Instructions for the task:
In the data below, find each line containing the string "Malades" and return it.

Records:
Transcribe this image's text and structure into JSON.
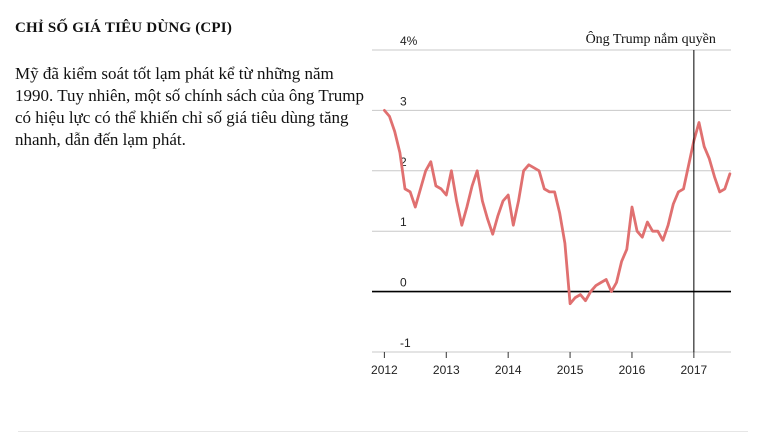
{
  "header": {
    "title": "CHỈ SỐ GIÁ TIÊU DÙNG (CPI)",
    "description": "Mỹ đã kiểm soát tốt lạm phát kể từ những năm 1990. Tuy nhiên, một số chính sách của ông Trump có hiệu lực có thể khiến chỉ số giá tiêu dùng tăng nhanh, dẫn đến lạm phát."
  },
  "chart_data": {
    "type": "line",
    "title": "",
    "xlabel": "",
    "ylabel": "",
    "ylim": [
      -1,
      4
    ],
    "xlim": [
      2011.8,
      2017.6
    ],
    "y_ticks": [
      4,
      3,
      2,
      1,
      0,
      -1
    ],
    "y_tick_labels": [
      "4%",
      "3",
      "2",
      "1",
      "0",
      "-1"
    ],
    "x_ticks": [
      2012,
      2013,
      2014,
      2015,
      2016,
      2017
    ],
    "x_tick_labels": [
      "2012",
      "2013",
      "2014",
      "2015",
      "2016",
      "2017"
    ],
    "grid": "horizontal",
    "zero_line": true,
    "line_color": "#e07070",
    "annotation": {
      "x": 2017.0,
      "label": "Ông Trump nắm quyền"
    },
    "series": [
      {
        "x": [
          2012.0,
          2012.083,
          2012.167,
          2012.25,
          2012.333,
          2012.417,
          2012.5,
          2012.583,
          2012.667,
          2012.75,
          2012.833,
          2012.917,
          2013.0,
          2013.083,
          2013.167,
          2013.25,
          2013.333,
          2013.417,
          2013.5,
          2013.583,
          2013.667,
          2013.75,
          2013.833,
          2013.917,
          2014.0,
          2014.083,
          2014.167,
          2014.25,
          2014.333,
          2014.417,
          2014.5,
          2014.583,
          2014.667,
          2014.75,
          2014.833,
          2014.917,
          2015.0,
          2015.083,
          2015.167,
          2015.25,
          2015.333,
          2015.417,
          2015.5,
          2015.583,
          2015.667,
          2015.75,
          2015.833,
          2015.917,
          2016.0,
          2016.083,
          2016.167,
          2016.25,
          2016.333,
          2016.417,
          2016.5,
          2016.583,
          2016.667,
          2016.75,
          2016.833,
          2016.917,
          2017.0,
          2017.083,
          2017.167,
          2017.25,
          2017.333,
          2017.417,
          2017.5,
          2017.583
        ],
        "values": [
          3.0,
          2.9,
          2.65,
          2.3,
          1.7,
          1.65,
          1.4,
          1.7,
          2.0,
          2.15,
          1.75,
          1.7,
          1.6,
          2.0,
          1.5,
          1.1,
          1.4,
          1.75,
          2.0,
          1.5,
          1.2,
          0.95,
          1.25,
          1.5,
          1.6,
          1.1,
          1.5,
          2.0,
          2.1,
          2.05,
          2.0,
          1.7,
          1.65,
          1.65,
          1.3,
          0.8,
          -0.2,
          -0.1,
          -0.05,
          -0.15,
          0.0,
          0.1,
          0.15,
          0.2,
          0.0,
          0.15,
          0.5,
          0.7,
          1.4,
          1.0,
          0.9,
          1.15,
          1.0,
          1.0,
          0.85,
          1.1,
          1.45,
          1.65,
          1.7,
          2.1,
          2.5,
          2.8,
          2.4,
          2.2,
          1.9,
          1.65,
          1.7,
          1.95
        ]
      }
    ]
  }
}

==

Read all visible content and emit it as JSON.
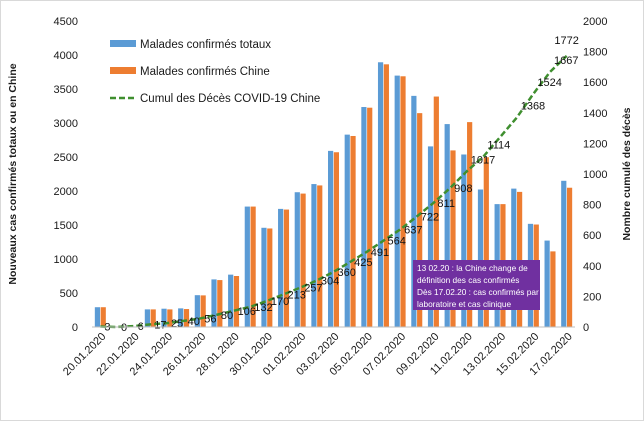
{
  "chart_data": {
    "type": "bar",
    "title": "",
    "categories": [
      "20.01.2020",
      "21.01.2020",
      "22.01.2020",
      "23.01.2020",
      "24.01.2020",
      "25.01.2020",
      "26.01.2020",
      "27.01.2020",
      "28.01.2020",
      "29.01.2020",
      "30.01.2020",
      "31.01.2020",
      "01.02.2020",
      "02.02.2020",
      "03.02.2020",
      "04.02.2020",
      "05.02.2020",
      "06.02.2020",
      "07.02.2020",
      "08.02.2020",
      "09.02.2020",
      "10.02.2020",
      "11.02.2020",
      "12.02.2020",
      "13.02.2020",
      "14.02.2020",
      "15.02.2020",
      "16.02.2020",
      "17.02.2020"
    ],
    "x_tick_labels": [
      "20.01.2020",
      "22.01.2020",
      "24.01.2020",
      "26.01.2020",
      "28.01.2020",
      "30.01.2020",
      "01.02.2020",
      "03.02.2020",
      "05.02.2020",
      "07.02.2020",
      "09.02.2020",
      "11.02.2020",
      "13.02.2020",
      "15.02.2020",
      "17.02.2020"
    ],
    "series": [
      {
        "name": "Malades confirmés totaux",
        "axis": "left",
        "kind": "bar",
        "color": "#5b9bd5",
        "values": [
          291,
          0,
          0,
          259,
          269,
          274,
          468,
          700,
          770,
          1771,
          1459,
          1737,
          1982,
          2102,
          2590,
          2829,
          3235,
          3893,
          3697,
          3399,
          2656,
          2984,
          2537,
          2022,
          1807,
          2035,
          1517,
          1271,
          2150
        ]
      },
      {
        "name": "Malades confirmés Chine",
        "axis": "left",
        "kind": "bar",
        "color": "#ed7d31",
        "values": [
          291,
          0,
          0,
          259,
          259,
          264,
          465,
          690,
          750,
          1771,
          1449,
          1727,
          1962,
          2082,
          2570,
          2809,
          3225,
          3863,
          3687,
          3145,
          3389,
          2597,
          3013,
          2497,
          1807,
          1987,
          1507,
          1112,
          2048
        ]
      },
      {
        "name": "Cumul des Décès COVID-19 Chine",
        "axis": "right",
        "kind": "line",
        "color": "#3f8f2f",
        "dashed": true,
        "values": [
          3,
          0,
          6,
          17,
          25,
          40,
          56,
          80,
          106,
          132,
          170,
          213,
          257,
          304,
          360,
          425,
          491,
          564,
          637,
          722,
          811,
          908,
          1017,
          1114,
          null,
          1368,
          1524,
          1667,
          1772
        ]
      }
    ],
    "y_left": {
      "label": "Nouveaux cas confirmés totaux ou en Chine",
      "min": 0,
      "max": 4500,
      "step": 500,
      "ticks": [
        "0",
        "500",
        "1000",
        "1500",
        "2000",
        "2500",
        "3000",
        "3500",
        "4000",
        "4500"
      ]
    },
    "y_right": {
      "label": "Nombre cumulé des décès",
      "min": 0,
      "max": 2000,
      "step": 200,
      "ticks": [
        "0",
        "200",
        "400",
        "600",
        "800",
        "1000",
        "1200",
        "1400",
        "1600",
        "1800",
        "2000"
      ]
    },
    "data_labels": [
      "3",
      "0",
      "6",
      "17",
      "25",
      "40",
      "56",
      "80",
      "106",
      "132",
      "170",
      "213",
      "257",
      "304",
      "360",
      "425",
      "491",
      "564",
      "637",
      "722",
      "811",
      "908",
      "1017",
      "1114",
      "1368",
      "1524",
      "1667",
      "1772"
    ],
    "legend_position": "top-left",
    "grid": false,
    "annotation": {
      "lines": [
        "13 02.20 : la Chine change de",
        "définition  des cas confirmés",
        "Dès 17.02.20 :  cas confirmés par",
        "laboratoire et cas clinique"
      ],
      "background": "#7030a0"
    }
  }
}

Exercise output:
        "name": "Malades confirmés totaux",
        "name": "Malades confirmés Chine",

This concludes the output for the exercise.